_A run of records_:
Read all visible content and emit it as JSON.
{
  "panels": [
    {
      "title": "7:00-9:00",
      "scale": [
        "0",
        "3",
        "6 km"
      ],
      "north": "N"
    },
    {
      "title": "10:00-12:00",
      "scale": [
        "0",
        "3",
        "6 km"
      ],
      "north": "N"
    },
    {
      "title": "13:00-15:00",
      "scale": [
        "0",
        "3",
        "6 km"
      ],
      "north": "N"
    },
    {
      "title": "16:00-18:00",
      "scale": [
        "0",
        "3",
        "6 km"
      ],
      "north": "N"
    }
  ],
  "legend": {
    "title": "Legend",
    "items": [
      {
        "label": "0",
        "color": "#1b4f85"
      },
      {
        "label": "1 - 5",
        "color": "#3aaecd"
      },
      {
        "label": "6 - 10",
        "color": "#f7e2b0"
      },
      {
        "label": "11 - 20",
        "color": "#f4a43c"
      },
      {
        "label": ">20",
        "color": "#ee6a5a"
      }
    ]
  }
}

_Written request_: Set down every line of the listing above again, exactly as given.

_Result_:
Read all visible content and emit it as JSON.
{
  "panels": [
    {
      "title": "7:00-9:00",
      "scale": [
        "0",
        "3",
        "6 km"
      ],
      "north": "N"
    },
    {
      "title": "10:00-12:00",
      "scale": [
        "0",
        "3",
        "6 km"
      ],
      "north": "N"
    },
    {
      "title": "13:00-15:00",
      "scale": [
        "0",
        "3",
        "6 km"
      ],
      "north": "N"
    },
    {
      "title": "16:00-18:00",
      "scale": [
        "0",
        "3",
        "6 km"
      ],
      "north": "N"
    }
  ],
  "legend": {
    "title": "Legend",
    "items": [
      {
        "label": "0",
        "color": "#1b4f85"
      },
      {
        "label": "1 - 5",
        "color": "#3aaecd"
      },
      {
        "label": "6 - 10",
        "color": "#f7e2b0"
      },
      {
        "label": "11 - 20",
        "color": "#f4a43c"
      },
      {
        "label": ">20",
        "color": "#ee6a5a"
      }
    ]
  }
}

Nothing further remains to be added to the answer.